2020 Presidential Election: let the jockeying commence


I'm dizzy from all that spin. Lol. Frame it how you want, but if we were 2 points away from flipping a D+9 district, we wouldn't say the GOP should be worried.

White suburbia voting for end of their healthcare and other loony **** is not going to happen. The D in this race ran as a moderate. Good for him, but that is not going to be the case at top of ticket.

Joe Biden isn't going to run as a socialist. He's going to run as a moderate like he always has.
 
I think the greater issue for Republicans is that they are still seen as the establishment and don't run on anything that inspires people to vote.

Right now Republicans are basically Democrats-lite. They give you partially government run healthcare not increasing choice and efficiency. They give you "common sense" gun control instead of gun bans. They increase government spending a little bit less than but they still want the DC parasite to grow. They won't stand up and get the Deep State and military establishment out of empire building.

The problem isn't Trump. The problem is Republicans aren't for anything the people are really for. Freedom. Limited Government. Private Property Rights. Economic Opportunity.
 
I thought suburbians were somewhat intelligent. Why would Trump being President cause them to not vote for other Republicans? Did the Republican in NC District 9 act like Trump or something? I don't get it.

They are educated. It doesn't mean they're intelligent or wise. Things like branding and tone still influence them just like anybody else.
 
Murphy defeated Thomas 62 percent to 38 percent in the other election(3rd district), which exactly matches the R+24. However, this area has very little in the way of suburbs. On the other hand, you have to remember that the 9th's race was probably marred by voter fraud done by republicans in the last election. It's really hard to come to a definite conclusion in any direction.

_DATA BLOCK:_
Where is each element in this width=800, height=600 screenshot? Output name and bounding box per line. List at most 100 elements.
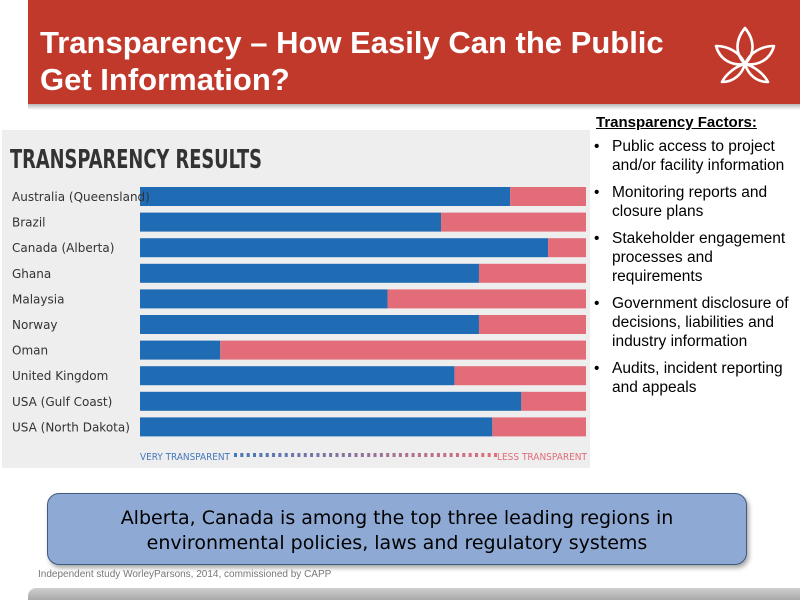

_SHORT PROBLEM:_
From the election discussion, please copy everything from "White suburbia voting" down to "top of ticket.", replacing "moderate" with "centrist".

_THE OUTPUT:_
White suburbia voting for end of their healthcare and other loony **** is not going to happen. The D in this race ran as a centrist. Good for him, but that is not going to be the case at top of ticket.